• **WRITTEN REQUEST**: Search the entries below. Return every line that has "Render" in it.

Dataset items
## Begin

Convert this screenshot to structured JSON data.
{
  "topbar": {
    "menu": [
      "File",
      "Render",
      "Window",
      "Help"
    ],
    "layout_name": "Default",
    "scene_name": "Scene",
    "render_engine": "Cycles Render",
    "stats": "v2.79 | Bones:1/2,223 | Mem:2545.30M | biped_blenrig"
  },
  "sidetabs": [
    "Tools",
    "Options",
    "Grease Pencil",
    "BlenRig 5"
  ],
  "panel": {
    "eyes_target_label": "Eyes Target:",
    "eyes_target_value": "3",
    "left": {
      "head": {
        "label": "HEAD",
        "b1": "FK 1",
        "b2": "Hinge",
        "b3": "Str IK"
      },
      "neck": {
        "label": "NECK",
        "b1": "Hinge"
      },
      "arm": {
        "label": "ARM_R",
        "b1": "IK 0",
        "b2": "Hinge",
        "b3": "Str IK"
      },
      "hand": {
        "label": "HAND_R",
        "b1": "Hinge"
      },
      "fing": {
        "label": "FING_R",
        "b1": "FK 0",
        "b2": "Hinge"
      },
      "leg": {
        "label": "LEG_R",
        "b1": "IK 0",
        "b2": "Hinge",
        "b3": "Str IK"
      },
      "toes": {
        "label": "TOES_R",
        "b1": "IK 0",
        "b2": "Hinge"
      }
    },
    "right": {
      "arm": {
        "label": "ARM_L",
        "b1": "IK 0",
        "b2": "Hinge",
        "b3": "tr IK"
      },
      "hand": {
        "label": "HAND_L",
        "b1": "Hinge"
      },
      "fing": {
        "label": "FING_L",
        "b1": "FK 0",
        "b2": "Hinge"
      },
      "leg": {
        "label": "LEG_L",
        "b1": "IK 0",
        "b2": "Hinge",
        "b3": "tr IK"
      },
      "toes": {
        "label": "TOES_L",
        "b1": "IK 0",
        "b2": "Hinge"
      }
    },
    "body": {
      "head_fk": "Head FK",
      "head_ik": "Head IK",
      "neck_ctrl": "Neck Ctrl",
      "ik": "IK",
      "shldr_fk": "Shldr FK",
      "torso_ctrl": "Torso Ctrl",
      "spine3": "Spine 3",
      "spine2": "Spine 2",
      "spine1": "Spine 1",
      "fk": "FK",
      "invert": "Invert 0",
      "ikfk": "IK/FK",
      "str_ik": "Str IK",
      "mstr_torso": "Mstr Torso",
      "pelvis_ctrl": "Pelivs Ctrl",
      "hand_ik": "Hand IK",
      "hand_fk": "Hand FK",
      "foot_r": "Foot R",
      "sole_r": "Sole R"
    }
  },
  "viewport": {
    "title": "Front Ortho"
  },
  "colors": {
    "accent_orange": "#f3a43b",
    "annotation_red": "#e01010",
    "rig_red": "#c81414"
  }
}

## End

• **RESULT**:
      "Render",
    "render_engine": "Cycles Render",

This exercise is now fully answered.